### Objective
Identify each line in the records below that contains the word "crown", and copy it.

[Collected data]

+===+

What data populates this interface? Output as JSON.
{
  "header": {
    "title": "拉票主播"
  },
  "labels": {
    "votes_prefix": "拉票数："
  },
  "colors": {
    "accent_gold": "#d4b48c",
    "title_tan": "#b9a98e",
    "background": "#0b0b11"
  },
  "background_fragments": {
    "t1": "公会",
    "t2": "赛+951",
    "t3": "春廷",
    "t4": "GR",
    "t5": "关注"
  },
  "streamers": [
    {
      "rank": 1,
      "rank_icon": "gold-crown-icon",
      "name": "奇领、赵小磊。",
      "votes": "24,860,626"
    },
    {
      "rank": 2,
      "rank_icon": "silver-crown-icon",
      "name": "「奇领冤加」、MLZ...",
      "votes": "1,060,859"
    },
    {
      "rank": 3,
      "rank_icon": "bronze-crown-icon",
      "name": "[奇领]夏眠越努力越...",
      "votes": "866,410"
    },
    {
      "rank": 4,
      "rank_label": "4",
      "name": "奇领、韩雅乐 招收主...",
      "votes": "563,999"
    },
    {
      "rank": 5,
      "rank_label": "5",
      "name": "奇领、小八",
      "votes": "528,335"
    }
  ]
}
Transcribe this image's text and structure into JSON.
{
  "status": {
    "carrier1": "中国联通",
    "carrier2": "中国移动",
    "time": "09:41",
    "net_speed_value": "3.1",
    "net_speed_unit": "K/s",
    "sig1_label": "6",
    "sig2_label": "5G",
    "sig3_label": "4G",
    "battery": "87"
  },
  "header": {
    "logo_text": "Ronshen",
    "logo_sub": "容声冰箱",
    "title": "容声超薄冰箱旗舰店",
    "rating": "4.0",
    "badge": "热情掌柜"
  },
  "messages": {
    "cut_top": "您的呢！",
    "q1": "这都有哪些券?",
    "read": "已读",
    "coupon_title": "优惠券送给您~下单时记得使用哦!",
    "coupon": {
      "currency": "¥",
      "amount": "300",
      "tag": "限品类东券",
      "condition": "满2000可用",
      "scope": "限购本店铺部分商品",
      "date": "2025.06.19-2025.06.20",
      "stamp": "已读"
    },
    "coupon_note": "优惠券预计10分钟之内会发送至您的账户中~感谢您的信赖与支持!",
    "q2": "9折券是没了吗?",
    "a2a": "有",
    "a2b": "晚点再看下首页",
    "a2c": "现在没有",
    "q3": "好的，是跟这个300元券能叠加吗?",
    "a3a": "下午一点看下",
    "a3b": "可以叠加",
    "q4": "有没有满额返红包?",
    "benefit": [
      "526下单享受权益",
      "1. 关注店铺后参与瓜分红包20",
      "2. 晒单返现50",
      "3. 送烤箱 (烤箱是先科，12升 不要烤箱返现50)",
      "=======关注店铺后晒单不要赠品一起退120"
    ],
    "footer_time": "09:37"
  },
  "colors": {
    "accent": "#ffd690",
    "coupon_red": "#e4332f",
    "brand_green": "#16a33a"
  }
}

+===+

### Reply
      "rank_icon": "gold-crown-icon",
      "rank_icon": "silver-crown-icon",
      "rank_icon": "bronze-crown-icon",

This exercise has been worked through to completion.